選択テキスト:
+--

映画『やがて、霞立ち込めて』ポスター(引用:https://filmindonesia.or.id/)

特に、個人的には約1年前に作品舞台である西カリマンタン州のマレーシアとの国境付近のダヤック民族の取材に行った経験もあり、登場する国境の検問所やスンタルム湖畔の蜂の巣、ジャングルなど臨場感をもって観ることができました。そこで民族的な面からの作品の魅力について少し触れたいと思います。

+--

保存された記録:
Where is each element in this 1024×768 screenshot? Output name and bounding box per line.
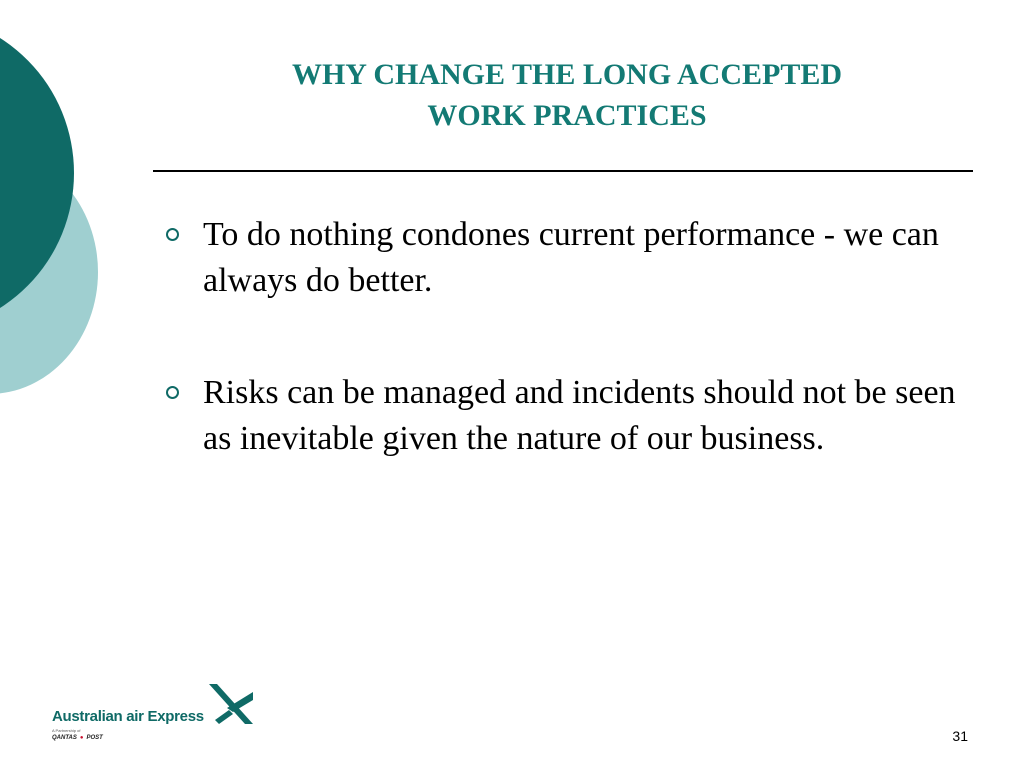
logo-x-mark-icon	[207, 680, 255, 726]
partner-post: POST	[86, 735, 103, 741]
partner-separator-icon: ●	[79, 735, 84, 741]
bullet-list	[160, 212, 960, 528]
company-logo	[52, 680, 262, 750]
hollow-circle-bullet-icon	[166, 228, 179, 241]
bullet-text: Risks can be managed and incidents should not be seen as inevitable given the nature of our business.	[203, 374, 956, 457]
logo-tagline: A Partnership of	[52, 728, 81, 733]
page-number: 31	[952, 728, 968, 744]
slide-title-line-2: WORK PRACTICES	[427, 99, 707, 132]
hollow-circle-bullet-icon	[166, 386, 179, 399]
logo-partners	[52, 735, 103, 741]
logo-wordmark: Australian air Express	[52, 708, 204, 725]
bullet-text: To do nothing condones current performance - we can always do better.	[203, 216, 939, 299]
partner-qantas: QANTAS	[52, 735, 77, 741]
title-divider	[153, 170, 973, 172]
bullet-item	[160, 370, 960, 462]
slide-title	[160, 54, 974, 136]
bullet-item	[160, 212, 960, 304]
slide-title-line-1: WHY CHANGE THE LONG ACCEPTED	[291, 58, 843, 91]
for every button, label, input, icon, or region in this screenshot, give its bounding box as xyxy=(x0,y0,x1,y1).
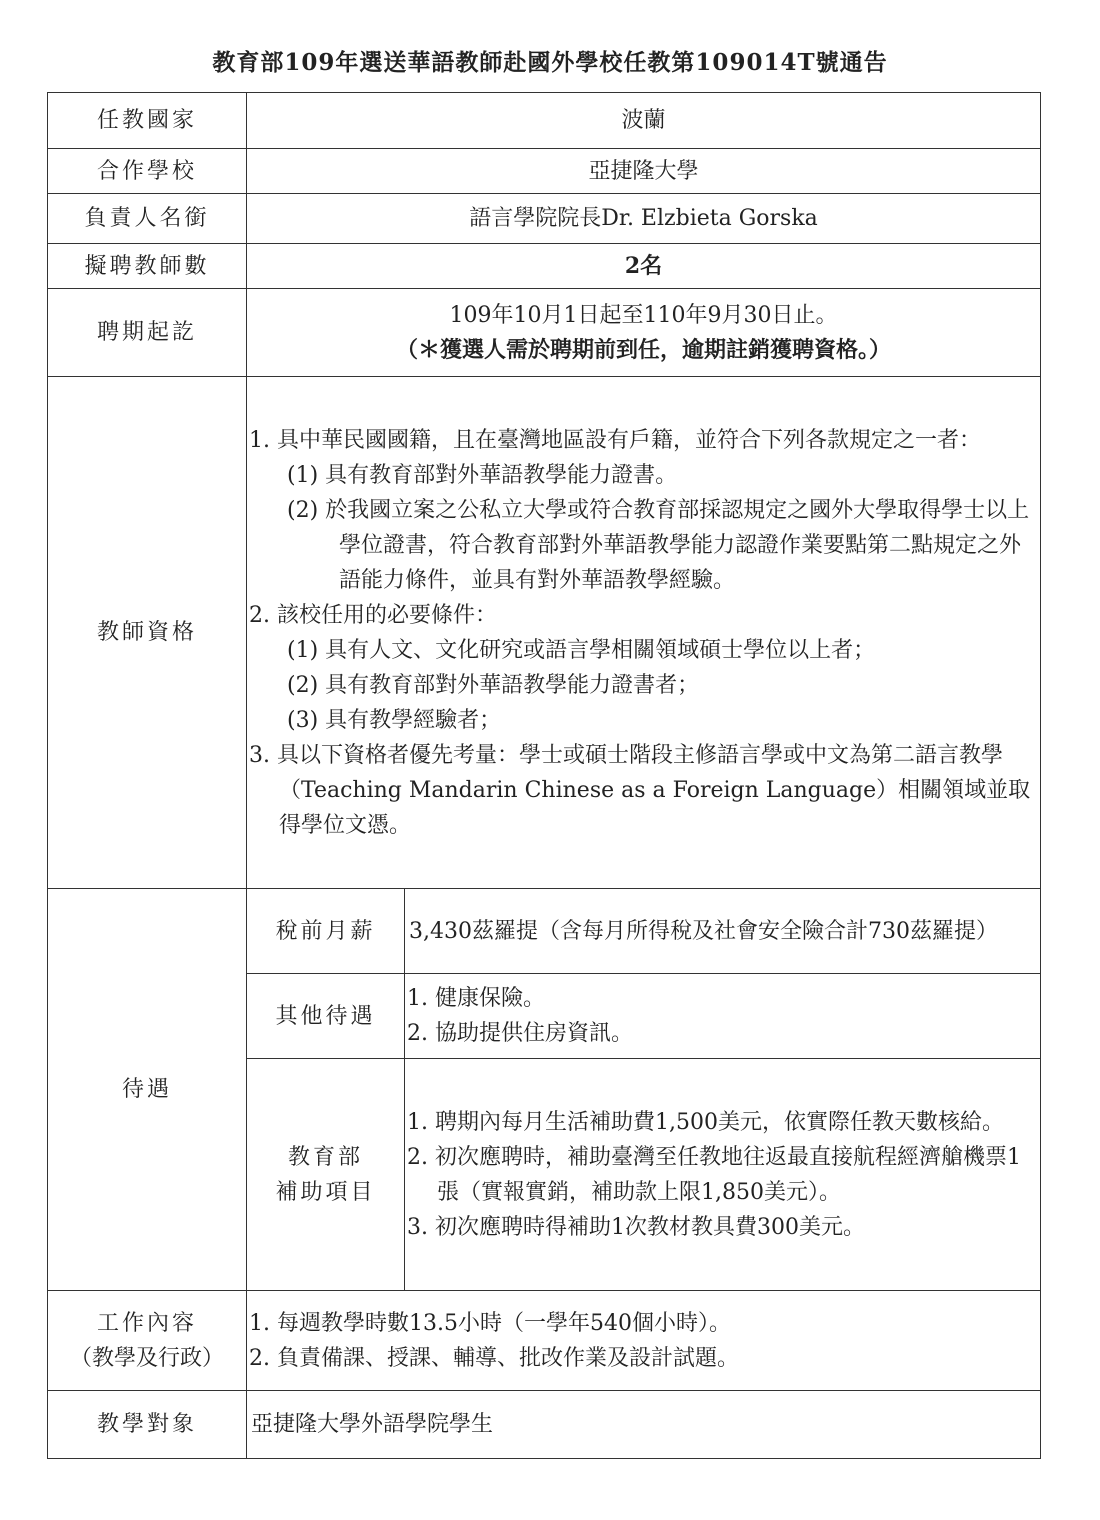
duties-list xyxy=(247,1291,1041,1391)
label-students: 教學對象 xyxy=(48,1391,247,1459)
notice-table xyxy=(47,92,1041,1459)
label-line: 教育部 xyxy=(287,1144,363,1170)
row-school xyxy=(48,149,1041,194)
list-item: 1. 每週教學時數13.5小時（一學年540個小時）。 xyxy=(249,1310,731,1336)
label-moe-subsidy xyxy=(247,1059,405,1291)
list-item: (2) 於我國立案之公私立大學或符合教育部採認規定之國外大學取得學士以上學位證書，符合教育部對外華語教學能力認證作業要點第二點規定之外語能力條件，並具有對外華語教學經驗。 xyxy=(287,497,1030,593)
list-item: 1. 具中華民國國籍，且在臺灣地區設有戶籍，並符合下列各款規定之一者： xyxy=(249,427,981,453)
list-item: 3. 具以下資格者優先考量：學士或碩士階段主修語言學或中文為第二語言教學（Teaching Mandarin Chinese as a Foreign Language）相關領域並取得學位文憑。 xyxy=(249,742,1031,838)
list-item: 1. 健康保險。 xyxy=(407,986,545,1011)
label-school: 合作學校 xyxy=(48,149,247,194)
label-count: 擬聘教師數 xyxy=(48,244,247,289)
value-period xyxy=(247,289,1041,377)
list-item: (3) 具有教學經驗者； xyxy=(287,707,502,733)
moe-subsidy-list xyxy=(405,1059,1041,1291)
row-qualifications xyxy=(48,377,1041,889)
label-line: （教學及行政） xyxy=(69,1345,224,1371)
label-line: 補助項目 xyxy=(275,1179,376,1205)
label-other-benefits: 其他待遇 xyxy=(247,974,405,1059)
list-item: 3. 初次應聘時得補助1次教材教具費300美元。 xyxy=(407,1214,865,1240)
list-item: (1) 具有教育部對外華語教學能力證書。 xyxy=(287,462,678,488)
label-line: 工作內容 xyxy=(96,1310,197,1336)
list-item: 2. 該校任用的必要條件： xyxy=(249,602,497,628)
row-contact xyxy=(48,194,1041,244)
label-salary: 稅前月薪 xyxy=(247,889,405,974)
row-duties xyxy=(48,1291,1041,1391)
period-dates: 109年10月1日起至110年9月30日止。 xyxy=(449,302,838,328)
document-title: 教育部109年選送華語教師赴國外學校任教第109014T號通告 xyxy=(212,49,888,76)
row-period xyxy=(48,289,1041,377)
qualifications-list xyxy=(247,377,1041,889)
label-benefits: 待遇 xyxy=(48,889,247,1291)
list-item: 1. 聘期內每月生活補助費1,500美元，依實際任教天數核給。 xyxy=(407,1109,1004,1135)
period-note: （＊獲選人需於聘期前到任，逾期註銷獲聘資格。） xyxy=(395,336,891,363)
list-item: 2. 負責備課、授課、輔導、批改作業及設計試題。 xyxy=(249,1345,739,1371)
row-students xyxy=(48,1391,1041,1459)
label-contact: 負責人名銜 xyxy=(48,194,247,244)
label-qualifications: 教師資格 xyxy=(48,377,247,889)
value-students: 亞捷隆大學外語學院學生 xyxy=(247,1391,1041,1459)
value-contact: 語言學院院長Dr. Elzbieta Gorska xyxy=(247,194,1041,244)
list-item: (2) 具有教育部對外華語教學能力證書者； xyxy=(287,672,700,698)
label-country: 任教國家 xyxy=(48,93,247,149)
value-salary: 3,430茲羅提（含每月所得稅及社會安全險合計730茲羅提） xyxy=(405,889,1041,974)
other-benefits-list xyxy=(405,974,1041,1059)
row-salary xyxy=(48,889,1041,974)
label-duties xyxy=(48,1291,247,1391)
value-school: 亞捷隆大學 xyxy=(247,149,1041,194)
row-country xyxy=(48,93,1041,149)
row-count xyxy=(48,244,1041,289)
list-item: 2. 協助提供住房資訊。 xyxy=(407,1021,633,1046)
list-item: 2. 初次應聘時，補助臺灣至任教地往返最直接航程經濟艙機票1張（實報實銷，補助款上限1,850美元）。 xyxy=(407,1144,1021,1205)
label-period: 聘期起訖 xyxy=(48,289,247,377)
value-count: 2名 xyxy=(247,244,1041,289)
list-item: (1) 具有人文、文化研究或語言學相關領域碩士學位以上者； xyxy=(287,637,876,663)
value-country: 波蘭 xyxy=(247,93,1041,149)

+--

課題一覧:
**1.** 映画の紹介文で、作品に登場するものとして挙げられているものをすべて書き出す。
**2.** 映画の紹介文を、最後の文の続きから書き進める。
項目はこの作業には関わらない。

課題の解答:
**1.** 国境の検問所、スンタルム湖畔の蜂の巣、ジャングル

**2.**
作品内に登場する国境検問所ゲート
スンタルム湖畔の雑木林

ダヤック民族は広大なジャングルが広がるカリマンタン島(ボルネオ島)で、森と共生してきた民族です。自然や祖先を敬う伝統地域信仰で、木材や食料など必要な分だけ神=自然からいただくという姿勢で人間と環境の共生バランスを保ってきたといえます。映画では相次ぐ殺人事件を通して、パーム椰子の不法な森林開発や人身売買といった問題がクローズアップされ、ダヤック民族にとって子供とともに神聖な森が脅かされるという危機に直面している現状が描かれます、

最初の被害者の一人が地元ダヤック民族の活動家だったことからも不法な森林開発の問題が背景にあることが明らかにされます。公権力を持ち、ダヤック民族からの一方的な搾取、利権を得ようとする外部社会から来た他民族と、それに抵抗するダヤック民族という対立構図が物語の底流に流れていることが窺えます。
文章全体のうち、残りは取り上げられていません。